[Begin]
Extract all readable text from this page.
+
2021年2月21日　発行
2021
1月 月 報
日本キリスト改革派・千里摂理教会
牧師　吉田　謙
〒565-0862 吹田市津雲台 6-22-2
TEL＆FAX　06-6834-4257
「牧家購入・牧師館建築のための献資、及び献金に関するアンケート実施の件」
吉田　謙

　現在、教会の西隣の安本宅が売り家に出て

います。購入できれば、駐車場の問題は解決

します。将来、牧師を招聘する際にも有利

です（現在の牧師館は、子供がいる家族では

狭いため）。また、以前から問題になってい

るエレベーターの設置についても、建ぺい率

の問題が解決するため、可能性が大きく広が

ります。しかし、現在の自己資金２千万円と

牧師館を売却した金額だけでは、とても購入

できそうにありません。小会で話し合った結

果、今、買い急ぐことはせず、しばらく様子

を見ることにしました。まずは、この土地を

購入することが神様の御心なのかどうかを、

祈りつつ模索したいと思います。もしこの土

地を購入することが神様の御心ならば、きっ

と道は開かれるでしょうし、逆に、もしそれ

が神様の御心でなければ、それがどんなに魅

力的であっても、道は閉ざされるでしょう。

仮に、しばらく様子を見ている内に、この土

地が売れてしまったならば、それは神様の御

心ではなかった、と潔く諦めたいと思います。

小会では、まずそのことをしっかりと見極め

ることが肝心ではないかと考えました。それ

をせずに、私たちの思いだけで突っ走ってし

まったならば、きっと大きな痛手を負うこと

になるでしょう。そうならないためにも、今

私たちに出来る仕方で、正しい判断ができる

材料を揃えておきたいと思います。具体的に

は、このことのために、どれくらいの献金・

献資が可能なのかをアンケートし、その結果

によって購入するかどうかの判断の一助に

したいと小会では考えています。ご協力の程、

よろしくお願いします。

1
[End]
The problem:
Return all of the data word for word.

Solution for this task:
Extract all readable text from this page.
+
2021年2月21日　発行
2021
1月 月 報
日本キリスト改革派・千里摂理教会
牧師　吉田　謙
〒565-0862 吹田市津雲台 6-22-2
TEL＆FAX　06-6834-4257
「牧家購入・牧師館建築のための献資、及び献金に関するアンケート実施の件」
吉田　謙

　現在、教会の西隣の安本宅が売り家に出て

います。購入できれば、駐車場の問題は解決

します。将来、牧師を招聘する際にも有利

です（現在の牧師館は、子供がいる家族では

狭いため）。また、以前から問題になってい

るエレベーターの設置についても、建ぺい率

の問題が解決するため、可能性が大きく広が

ります。しかし、現在の自己資金２千万円と

牧師館を売却した金額だけでは、とても購入

できそうにありません。小会で話し合った結

果、今、買い急ぐことはせず、しばらく様子

を見ることにしました。まずは、この土地を

購入することが神様の御心なのかどうかを、

祈りつつ模索したいと思います。もしこの土

地を購入することが神様の御心ならば、きっ

と道は開かれるでしょうし、逆に、もしそれ

が神様の御心でなければ、それがどんなに魅

力的であっても、道は閉ざされるでしょう。

仮に、しばらく様子を見ている内に、この土

地が売れてしまったならば、それは神様の御

心ではなかった、と潔く諦めたいと思います。

小会では、まずそのことをしっかりと見極め

ることが肝心ではないかと考えました。それ

をせずに、私たちの思いだけで突っ走ってし

まったならば、きっと大きな痛手を負うこと

になるでしょう。そうならないためにも、今

私たちに出来る仕方で、正しい判断ができる

材料を揃えておきたいと思います。具体的に

は、このことのために、どれくらいの献金・

献資が可能なのかをアンケートし、その結果

によって購入するかどうかの判断の一助に

したいと小会では考えています。ご協力の程、

よろしくお願いします。

1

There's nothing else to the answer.